===== Data to use =====
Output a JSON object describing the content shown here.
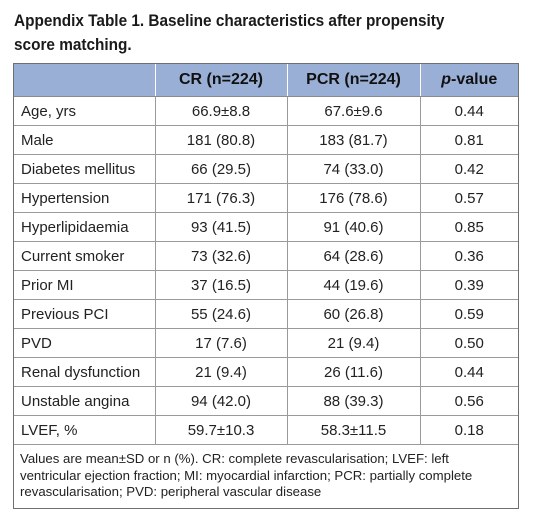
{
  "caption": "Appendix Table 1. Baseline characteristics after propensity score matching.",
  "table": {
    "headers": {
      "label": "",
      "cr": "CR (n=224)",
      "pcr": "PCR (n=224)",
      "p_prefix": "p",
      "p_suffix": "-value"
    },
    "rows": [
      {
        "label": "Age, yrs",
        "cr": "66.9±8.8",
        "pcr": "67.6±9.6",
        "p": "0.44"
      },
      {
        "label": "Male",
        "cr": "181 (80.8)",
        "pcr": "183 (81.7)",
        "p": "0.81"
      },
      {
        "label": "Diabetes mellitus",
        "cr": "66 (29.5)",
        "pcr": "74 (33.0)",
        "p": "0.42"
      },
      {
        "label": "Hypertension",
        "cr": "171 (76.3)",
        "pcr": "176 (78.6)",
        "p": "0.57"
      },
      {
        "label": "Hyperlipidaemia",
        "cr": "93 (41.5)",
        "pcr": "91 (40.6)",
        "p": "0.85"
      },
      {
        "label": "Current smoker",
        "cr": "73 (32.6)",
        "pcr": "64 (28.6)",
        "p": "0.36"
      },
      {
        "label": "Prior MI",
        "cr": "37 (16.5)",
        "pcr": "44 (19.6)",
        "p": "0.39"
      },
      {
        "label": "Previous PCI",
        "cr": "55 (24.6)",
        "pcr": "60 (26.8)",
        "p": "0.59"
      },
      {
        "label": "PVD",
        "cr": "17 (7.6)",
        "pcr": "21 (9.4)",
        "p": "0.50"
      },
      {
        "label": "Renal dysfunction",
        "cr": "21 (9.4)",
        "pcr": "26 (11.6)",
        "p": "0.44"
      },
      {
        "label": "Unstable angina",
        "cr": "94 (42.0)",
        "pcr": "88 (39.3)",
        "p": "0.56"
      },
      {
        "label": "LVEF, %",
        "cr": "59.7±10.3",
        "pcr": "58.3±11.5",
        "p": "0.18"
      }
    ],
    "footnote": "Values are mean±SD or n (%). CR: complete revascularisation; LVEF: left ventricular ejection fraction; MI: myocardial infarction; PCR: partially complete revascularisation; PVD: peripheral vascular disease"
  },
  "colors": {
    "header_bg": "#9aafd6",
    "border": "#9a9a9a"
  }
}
=====
===== Data to use =====
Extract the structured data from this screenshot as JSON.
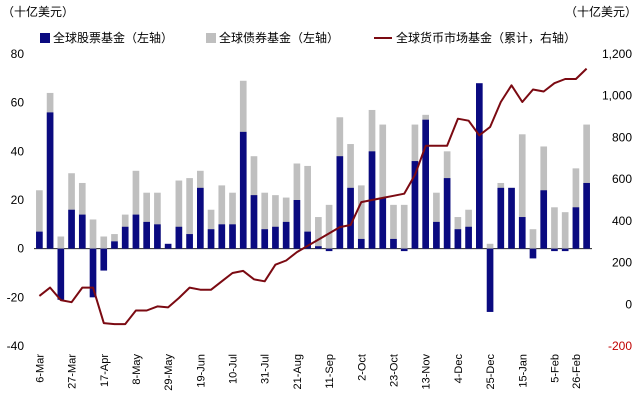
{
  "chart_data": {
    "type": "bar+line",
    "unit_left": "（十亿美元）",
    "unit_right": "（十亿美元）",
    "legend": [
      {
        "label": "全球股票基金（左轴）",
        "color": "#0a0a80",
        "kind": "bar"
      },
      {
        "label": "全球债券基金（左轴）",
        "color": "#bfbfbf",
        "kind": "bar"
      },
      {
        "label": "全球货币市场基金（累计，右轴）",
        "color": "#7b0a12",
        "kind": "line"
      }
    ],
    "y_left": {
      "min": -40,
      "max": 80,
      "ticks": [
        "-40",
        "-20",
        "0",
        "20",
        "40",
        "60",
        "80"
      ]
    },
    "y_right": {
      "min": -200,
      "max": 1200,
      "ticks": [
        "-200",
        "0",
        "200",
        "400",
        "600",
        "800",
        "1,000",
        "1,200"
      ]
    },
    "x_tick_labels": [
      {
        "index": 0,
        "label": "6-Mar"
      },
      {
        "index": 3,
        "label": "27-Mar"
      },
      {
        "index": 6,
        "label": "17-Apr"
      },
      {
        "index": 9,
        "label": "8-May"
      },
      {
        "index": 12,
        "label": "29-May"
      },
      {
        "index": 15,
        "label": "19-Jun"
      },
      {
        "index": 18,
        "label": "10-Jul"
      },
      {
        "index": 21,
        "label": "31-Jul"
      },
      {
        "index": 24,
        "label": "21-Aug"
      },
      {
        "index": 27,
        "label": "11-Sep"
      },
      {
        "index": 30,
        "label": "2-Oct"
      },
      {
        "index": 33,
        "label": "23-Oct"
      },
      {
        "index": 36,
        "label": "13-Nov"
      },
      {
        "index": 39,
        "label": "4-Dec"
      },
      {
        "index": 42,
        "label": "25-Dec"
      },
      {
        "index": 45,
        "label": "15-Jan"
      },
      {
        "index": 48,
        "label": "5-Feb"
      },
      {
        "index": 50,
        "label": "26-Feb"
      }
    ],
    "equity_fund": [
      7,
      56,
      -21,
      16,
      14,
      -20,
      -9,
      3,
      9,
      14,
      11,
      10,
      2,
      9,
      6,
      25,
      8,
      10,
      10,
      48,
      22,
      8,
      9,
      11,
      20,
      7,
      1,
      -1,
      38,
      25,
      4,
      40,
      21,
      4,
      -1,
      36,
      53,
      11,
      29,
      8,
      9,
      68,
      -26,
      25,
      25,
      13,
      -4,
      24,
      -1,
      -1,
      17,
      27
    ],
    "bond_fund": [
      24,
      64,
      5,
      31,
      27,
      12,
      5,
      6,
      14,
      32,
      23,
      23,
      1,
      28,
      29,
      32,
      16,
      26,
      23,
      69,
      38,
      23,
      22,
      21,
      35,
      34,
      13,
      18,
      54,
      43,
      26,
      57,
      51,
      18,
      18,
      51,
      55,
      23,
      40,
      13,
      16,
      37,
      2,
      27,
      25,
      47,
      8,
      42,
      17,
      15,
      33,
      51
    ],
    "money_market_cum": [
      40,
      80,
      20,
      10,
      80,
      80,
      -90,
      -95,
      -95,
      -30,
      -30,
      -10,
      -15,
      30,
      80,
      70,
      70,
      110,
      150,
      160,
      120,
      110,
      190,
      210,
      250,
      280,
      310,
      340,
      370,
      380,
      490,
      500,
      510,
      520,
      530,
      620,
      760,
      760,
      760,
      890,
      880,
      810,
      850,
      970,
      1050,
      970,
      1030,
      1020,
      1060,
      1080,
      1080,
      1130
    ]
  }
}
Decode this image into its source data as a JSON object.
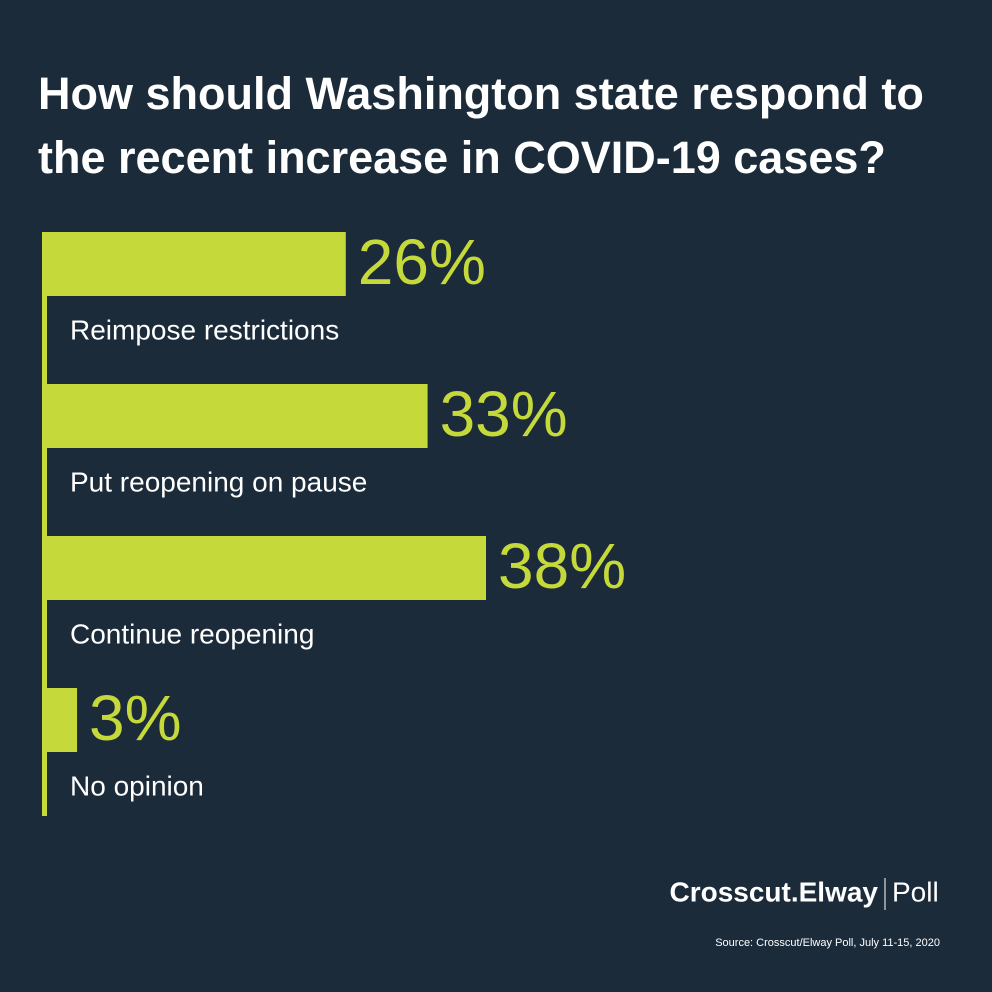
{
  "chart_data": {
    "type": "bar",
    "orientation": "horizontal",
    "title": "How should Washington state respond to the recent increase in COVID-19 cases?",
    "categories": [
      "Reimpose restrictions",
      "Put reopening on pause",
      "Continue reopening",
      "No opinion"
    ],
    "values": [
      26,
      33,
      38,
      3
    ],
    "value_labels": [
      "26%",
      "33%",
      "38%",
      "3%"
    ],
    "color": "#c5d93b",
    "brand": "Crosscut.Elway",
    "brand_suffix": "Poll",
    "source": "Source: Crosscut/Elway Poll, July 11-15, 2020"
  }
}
=====
Prompt: Which lines include "object"? Copy each of them out.

Result of the exercise:
Output a JSON object describing the content shown here.
Decode this image into its source data as a JSON object.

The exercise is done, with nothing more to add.